Records for this exercise
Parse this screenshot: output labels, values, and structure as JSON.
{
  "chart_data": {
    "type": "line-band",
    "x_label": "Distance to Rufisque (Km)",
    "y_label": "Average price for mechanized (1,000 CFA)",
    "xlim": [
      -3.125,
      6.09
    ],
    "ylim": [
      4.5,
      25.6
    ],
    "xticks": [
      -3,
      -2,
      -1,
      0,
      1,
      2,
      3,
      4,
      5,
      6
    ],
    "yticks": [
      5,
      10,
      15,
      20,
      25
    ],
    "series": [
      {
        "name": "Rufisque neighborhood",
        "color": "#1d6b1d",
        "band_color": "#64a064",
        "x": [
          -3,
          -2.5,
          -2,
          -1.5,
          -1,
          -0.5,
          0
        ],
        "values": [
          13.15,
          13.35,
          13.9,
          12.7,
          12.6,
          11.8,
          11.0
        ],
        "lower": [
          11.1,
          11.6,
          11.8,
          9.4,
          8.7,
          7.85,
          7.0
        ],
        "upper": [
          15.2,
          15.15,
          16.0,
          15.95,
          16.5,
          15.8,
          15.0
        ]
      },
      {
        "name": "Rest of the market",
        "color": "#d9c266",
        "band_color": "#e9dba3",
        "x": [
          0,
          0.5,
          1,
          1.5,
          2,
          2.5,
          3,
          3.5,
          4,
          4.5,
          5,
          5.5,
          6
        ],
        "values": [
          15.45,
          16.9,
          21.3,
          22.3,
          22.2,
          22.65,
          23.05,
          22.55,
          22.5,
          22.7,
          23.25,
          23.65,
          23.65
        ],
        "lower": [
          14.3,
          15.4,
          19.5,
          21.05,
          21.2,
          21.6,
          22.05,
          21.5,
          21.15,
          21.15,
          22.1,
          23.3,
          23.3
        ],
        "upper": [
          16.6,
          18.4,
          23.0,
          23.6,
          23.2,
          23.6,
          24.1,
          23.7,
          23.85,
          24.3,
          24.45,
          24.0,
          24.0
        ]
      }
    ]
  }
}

--

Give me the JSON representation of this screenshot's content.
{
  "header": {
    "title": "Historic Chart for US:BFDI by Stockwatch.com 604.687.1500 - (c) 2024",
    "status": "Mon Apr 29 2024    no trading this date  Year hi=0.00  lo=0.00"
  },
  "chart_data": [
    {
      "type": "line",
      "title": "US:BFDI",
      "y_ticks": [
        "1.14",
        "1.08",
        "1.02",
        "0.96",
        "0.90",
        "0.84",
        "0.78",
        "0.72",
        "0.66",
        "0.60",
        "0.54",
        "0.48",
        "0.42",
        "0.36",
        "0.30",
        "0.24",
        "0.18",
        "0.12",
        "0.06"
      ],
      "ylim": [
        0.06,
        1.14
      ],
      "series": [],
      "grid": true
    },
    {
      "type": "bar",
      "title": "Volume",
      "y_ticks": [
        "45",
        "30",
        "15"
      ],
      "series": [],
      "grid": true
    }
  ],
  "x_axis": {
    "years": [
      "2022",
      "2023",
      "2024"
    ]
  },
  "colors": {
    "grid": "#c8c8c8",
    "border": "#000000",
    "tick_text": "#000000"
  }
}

Short task
Say how many lines of the data include the word "name". Nothing other than the number should be given.

Exercise answer
2